■ **Your instructions**: Write out the material again exactly, please, and omit the pictures.

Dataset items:
-- start --

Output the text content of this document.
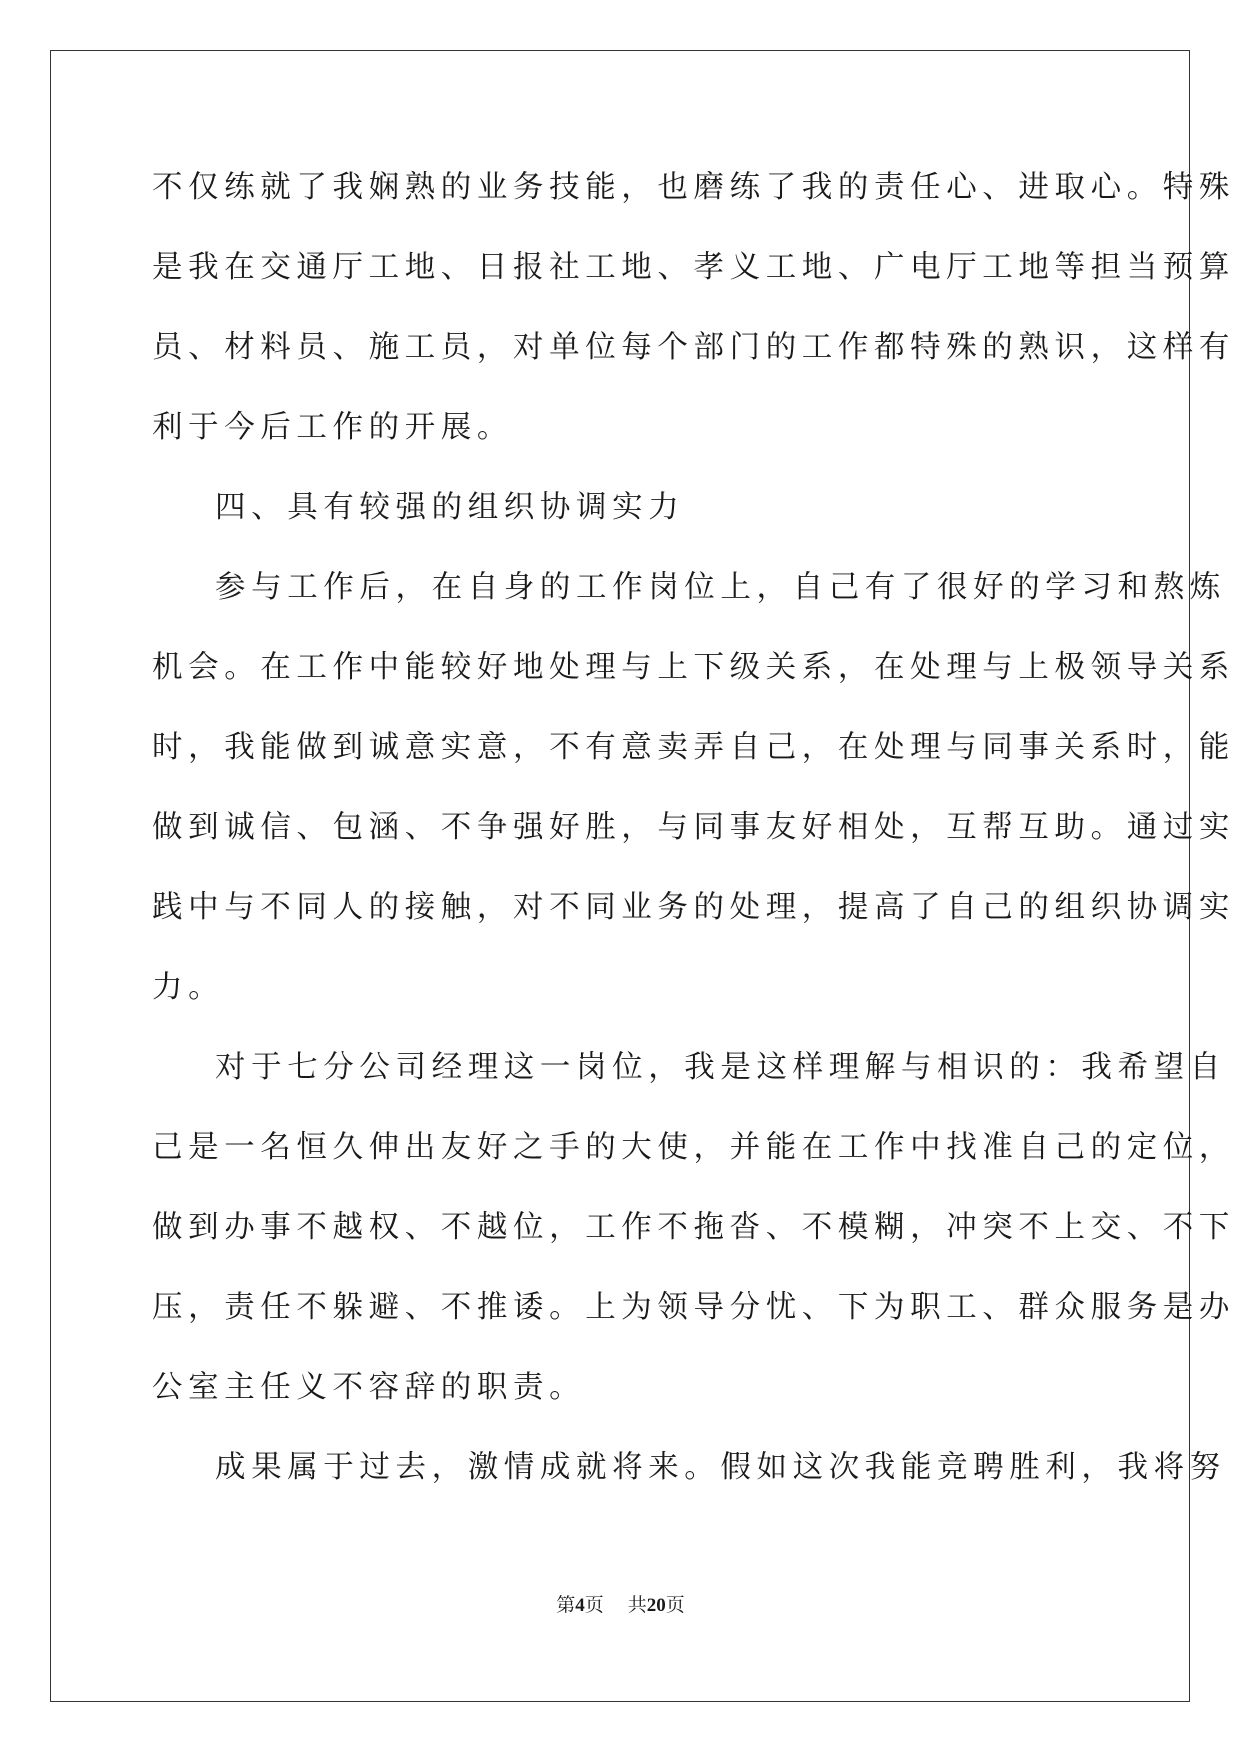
不仅练就了我娴熟的业务技能，也磨练了我的责任心、进取心。特殊
是我在交通厅工地、日报社工地、孝义工地、广电厅工地等担当预算
员、材料员、施工员，对单位每个部门的工作都特殊的熟识，这样有
利于今后工作的开展。
四、具有较强的组织协调实力
参与工作后，在自身的工作岗位上，自己有了很好的学习和熬炼
机会。在工作中能较好地处理与上下级关系，在处理与上极领导关系
时，我能做到诚意实意，不有意卖弄自己，在处理与同事关系时，能
做到诚信、包涵、不争强好胜，与同事友好相处，互帮互助。通过实
践中与不同人的接触，对不同业务的处理，提高了自己的组织协调实
力。
对于七分公司经理这一岗位，我是这样理解与相识的：我希望自
己是一名恒久伸出友好之手的大使，并能在工作中找准自己的定位，
做到办事不越权、不越位，工作不拖沓、不模糊，冲突不上交、不下
压，责任不躲避、不推诿。上为领导分忧、下为职工、群众服务是办
公室主任义不容辞的职责。
成果属于过去，激情成就将来。假如这次我能竞聘胜利，我将努
第4页 共20页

-- end --

■ **Full answer**:
Output the text content of this document.
不仅练就了我娴熟的业务技能，也磨练了我的责任心、进取心。特殊
是我在交通厅工地、日报社工地、孝义工地、广电厅工地等担当预算
员、材料员、施工员，对单位每个部门的工作都特殊的熟识，这样有
利于今后工作的开展。
四、具有较强的组织协调实力
参与工作后，在自身的工作岗位上，自己有了很好的学习和熬炼
机会。在工作中能较好地处理与上下级关系，在处理与上极领导关系
时，我能做到诚意实意，不有意卖弄自己，在处理与同事关系时，能
做到诚信、包涵、不争强好胜，与同事友好相处，互帮互助。通过实
践中与不同人的接触，对不同业务的处理，提高了自己的组织协调实
力。
对于七分公司经理这一岗位，我是这样理解与相识的：我希望自
己是一名恒久伸出友好之手的大使，并能在工作中找准自己的定位，
做到办事不越权、不越位，工作不拖沓、不模糊，冲突不上交、不下
压，责任不躲避、不推诿。上为领导分忧、下为职工、群众服务是办
公室主任义不容辞的职责。
成果属于过去，激情成就将来。假如这次我能竞聘胜利，我将努
第4页 共20页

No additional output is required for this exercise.